(Lines of data)
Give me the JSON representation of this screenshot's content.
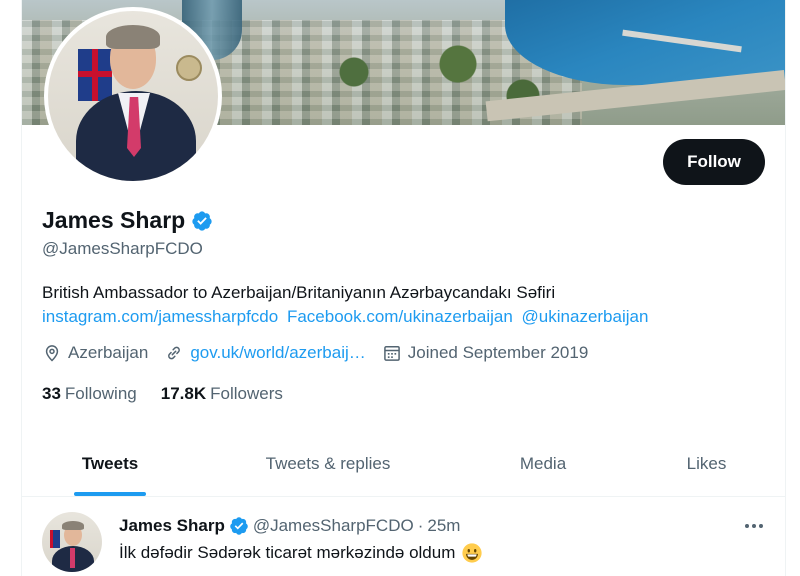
{
  "profile": {
    "name": "James Sharp",
    "handle": "@JamesSharpFCDO",
    "bio": "British Ambassador to Azerbaijan/Britaniyanın Azərbaycandakı Səfiri",
    "bio_links": [
      "instagram.com/jamessharpfcdo",
      "Facebook.com/ukinazerbaijan",
      "@ukinazerbaijan"
    ],
    "location": "Azerbaijan",
    "website": "gov.uk/world/azerbaij…",
    "joined": "Joined September 2019",
    "following_count": "33",
    "following_label": "Following",
    "followers_count": "17.8K",
    "followers_label": "Followers",
    "verified": true
  },
  "follow_button": {
    "label": "Follow"
  },
  "tabs": [
    {
      "label": "Tweets",
      "active": true
    },
    {
      "label": "Tweets & replies",
      "active": false
    },
    {
      "label": "Media",
      "active": false
    },
    {
      "label": "Likes",
      "active": false
    }
  ],
  "tweet": {
    "name": "James Sharp",
    "handle": "@JamesSharpFCDO",
    "dot": "·",
    "time": "25m",
    "text": "İlk dəfədir Sədərək ticarət mərkəzində oldum"
  },
  "icons": {
    "location": "location-pin-icon",
    "link": "link-icon",
    "calendar": "calendar-icon",
    "verified": "verified-badge-icon",
    "more": "more-options-icon",
    "emoji": "grinning-face-emoji"
  },
  "colors": {
    "accent": "#1d9bf0",
    "text_primary": "#0f1419",
    "text_secondary": "#536471",
    "follow_button_bg": "#0f1419"
  }
}
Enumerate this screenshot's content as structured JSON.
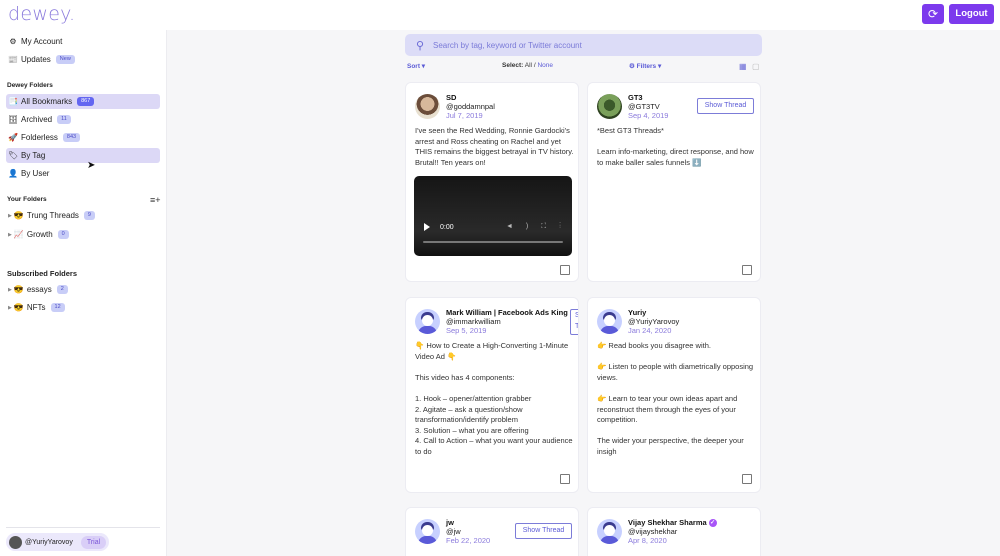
{
  "app": {
    "logo": "dewey.",
    "logout_label": "Logout"
  },
  "sidebar": {
    "top_items": [
      {
        "label": "My Account",
        "icon": "⚙"
      },
      {
        "label": "Updates",
        "icon": "📰",
        "badge": "New"
      }
    ],
    "dewey_folders_title": "Dewey Folders",
    "dewey_folders": [
      {
        "label": "All Bookmarks",
        "icon": "📑",
        "badge": "867"
      },
      {
        "label": "Archived",
        "icon": "🗄",
        "badge": "11"
      },
      {
        "label": "Folderless",
        "icon": "🚀",
        "badge": "843"
      },
      {
        "label": "By Tag",
        "icon": "🏷"
      },
      {
        "label": "By User",
        "icon": "👤"
      }
    ],
    "your_folders_title": "Your Folders",
    "your_folders": [
      {
        "label": "Trung Threads",
        "icon": "😎",
        "badge": "9"
      },
      {
        "label": "Growth",
        "icon": "📈",
        "badge": "0"
      }
    ],
    "subscribed_title": "Subscribed Folders",
    "subscribed_folders": [
      {
        "label": "essays",
        "icon": "😎",
        "badge": "2"
      },
      {
        "label": "NFTs",
        "icon": "😎",
        "badge": "12"
      }
    ],
    "user": {
      "handle": "@YuriyYarovoy",
      "plan": "Trial"
    }
  },
  "search": {
    "placeholder": "Search by tag, keyword or Twitter account"
  },
  "toolbar": {
    "sort_label": "Sort ▾",
    "select_label": "Select:",
    "select_all": "All",
    "select_sep": " / ",
    "select_none": "None",
    "filters_label": "⚙ Filters ▾"
  },
  "cards": [
    {
      "name": "SD",
      "handle": "@goddamnpal",
      "date": "Jul 7, 2019",
      "body": "I've seen the Red Wedding, Ronnie Gardocki's arrest and Ross cheating on Rachel and yet THIS remains the biggest betrayal in TV history. Brutal!! Ten years on!",
      "video_time": "0:00"
    },
    {
      "name": "GT3",
      "handle": "@GT3TV",
      "date": "Sep 4, 2019",
      "thread_label": "Show Thread",
      "body": "*Best GT3 Threads*\n\nLearn info-marketing, direct response, and how to make baller sales funnels ⬇️"
    },
    {
      "name": "Mark William | Facebook Ads King",
      "handle": "@immarkwilliam",
      "date": "Sep 5, 2019",
      "thread_label": "Show Thread",
      "body": "👇 How to Create a High-Converting 1-Minute Video Ad 👇\n\nThis video has 4 components:\n\n1. Hook – opener/attention grabber\n2. Agitate – ask a question/show transformation/identify problem\n3. Solution – what you are offering\n4. Call to Action – what you want your audience to do"
    },
    {
      "name": "Yuriy",
      "handle": "@YuriyYarovoy",
      "date": "Jan 24, 2020",
      "body": "👉 Read books you disagree with.\n\n👉 Listen to people with diametrically opposing views.\n\n👉 Learn to tear your own ideas apart and reconstruct them through the eyes of your competition.\n\nThe wider your perspective, the deeper your insigh"
    },
    {
      "name": "jw",
      "handle": "@jw",
      "date": "Feb 22, 2020",
      "thread_label": "Show Thread"
    },
    {
      "name": "Vijay Shekhar Sharma",
      "handle": "@vijayshekhar",
      "date": "Apr 8, 2020"
    }
  ]
}
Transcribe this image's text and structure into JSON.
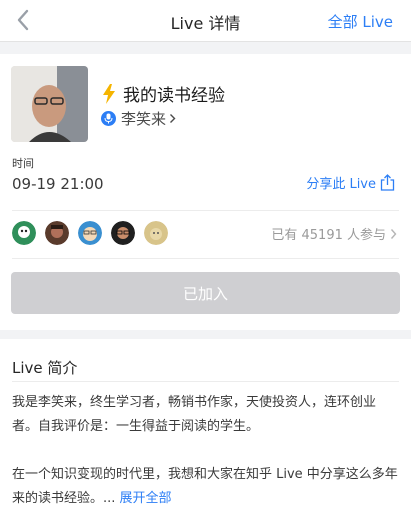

__Aim__
Find the lines above that include the string "Facebook" and copy them.

__Full response__
      "Facebook.com/ukinazerbaijan",
      "name": "Mark William | Facebook Ads King",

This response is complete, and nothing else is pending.